:: Exercise ::
Print every entry word for word, but omit the pictures.

-- START Dataset --

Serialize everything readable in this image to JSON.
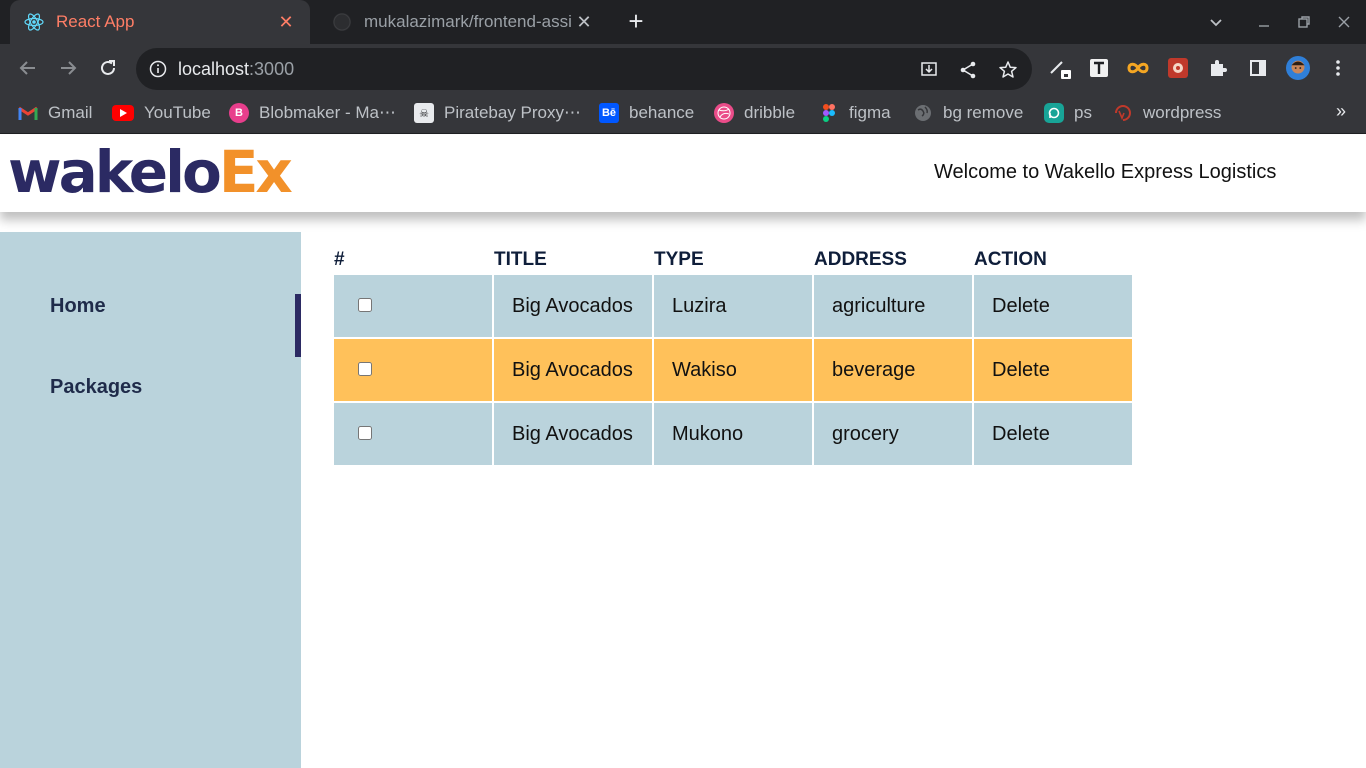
{
  "browser": {
    "tabs": [
      {
        "title": "React App",
        "active": true
      },
      {
        "title": "mukalazimark/frontend-assi",
        "active": false
      }
    ],
    "url_host": "localhost",
    "url_path": ":3000",
    "bookmarks": [
      {
        "label": "Gmail",
        "icon": "gmail-icon"
      },
      {
        "label": "YouTube",
        "icon": "youtube-icon"
      },
      {
        "label": "Blobmaker - Ma⋯",
        "icon": "blobmaker-icon"
      },
      {
        "label": "Piratebay Proxy⋯",
        "icon": "piratebay-icon"
      },
      {
        "label": "behance",
        "icon": "behance-icon"
      },
      {
        "label": "dribble",
        "icon": "dribbble-icon"
      },
      {
        "label": "figma",
        "icon": "figma-icon"
      },
      {
        "label": "bg remove",
        "icon": "globe-icon"
      },
      {
        "label": "ps",
        "icon": "photopea-icon"
      },
      {
        "label": "wordpress",
        "icon": "wordpress-icon"
      }
    ],
    "bookmarks_more": "»"
  },
  "header": {
    "logo_part1": "wakelo",
    "logo_part2": "Ex",
    "welcome": "Welcome to Wakello Express Logistics"
  },
  "sidebar": {
    "items": [
      {
        "label": "Home",
        "active": true
      },
      {
        "label": "Packages",
        "active": false
      }
    ]
  },
  "table": {
    "headers": [
      "#",
      "TITLE",
      "TYPE",
      "ADDRESS",
      "ACTION"
    ],
    "rows": [
      {
        "title": "Big Avocados",
        "type": "Luzira",
        "address": "agriculture",
        "action": "Delete",
        "highlight": false
      },
      {
        "title": "Big Avocados",
        "type": "Wakiso",
        "address": "beverage",
        "action": "Delete",
        "highlight": true
      },
      {
        "title": "Big Avocados",
        "type": "Mukono",
        "address": "grocery",
        "action": "Delete",
        "highlight": false
      }
    ]
  },
  "colors": {
    "sidebar_bg": "#bad3dc",
    "row_highlight": "#ffc15a",
    "logo_dark": "#2b2a63",
    "logo_orange": "#f2912a",
    "tab_title_active": "#ff7e66"
  }
}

-- END Dataset --

:: Finished exercise ::
Serialize everything readable in this image to JSON.
{
  "browser": {
    "tabs": [
      {
        "title": "React App",
        "active": true
      },
      {
        "title": "mukalazimark/frontend-assi",
        "active": false
      }
    ],
    "url_host": "localhost",
    "url_path": ":3000",
    "bookmarks": [
      {
        "label": "Gmail",
        "icon": "gmail-icon"
      },
      {
        "label": "YouTube",
        "icon": "youtube-icon"
      },
      {
        "label": "Blobmaker - Ma⋯",
        "icon": "blobmaker-icon"
      },
      {
        "label": "Piratebay Proxy⋯",
        "icon": "piratebay-icon"
      },
      {
        "label": "behance",
        "icon": "behance-icon"
      },
      {
        "label": "dribble",
        "icon": "dribbble-icon"
      },
      {
        "label": "figma",
        "icon": "figma-icon"
      },
      {
        "label": "bg remove",
        "icon": "globe-icon"
      },
      {
        "label": "ps",
        "icon": "photopea-icon"
      },
      {
        "label": "wordpress",
        "icon": "wordpress-icon"
      }
    ],
    "bookmarks_more": "»"
  },
  "header": {
    "logo_part1": "wakelo",
    "logo_part2": "Ex",
    "welcome": "Welcome to Wakello Express Logistics"
  },
  "sidebar": {
    "items": [
      {
        "label": "Home",
        "active": true
      },
      {
        "label": "Packages",
        "active": false
      }
    ]
  },
  "table": {
    "headers": [
      "#",
      "TITLE",
      "TYPE",
      "ADDRESS",
      "ACTION"
    ],
    "rows": [
      {
        "title": "Big Avocados",
        "type": "Luzira",
        "address": "agriculture",
        "action": "Delete",
        "highlight": false
      },
      {
        "title": "Big Avocados",
        "type": "Wakiso",
        "address": "beverage",
        "action": "Delete",
        "highlight": true
      },
      {
        "title": "Big Avocados",
        "type": "Mukono",
        "address": "grocery",
        "action": "Delete",
        "highlight": false
      }
    ]
  },
  "colors": {
    "sidebar_bg": "#bad3dc",
    "row_highlight": "#ffc15a",
    "logo_dark": "#2b2a63",
    "logo_orange": "#f2912a",
    "tab_title_active": "#ff7e66"
  }
}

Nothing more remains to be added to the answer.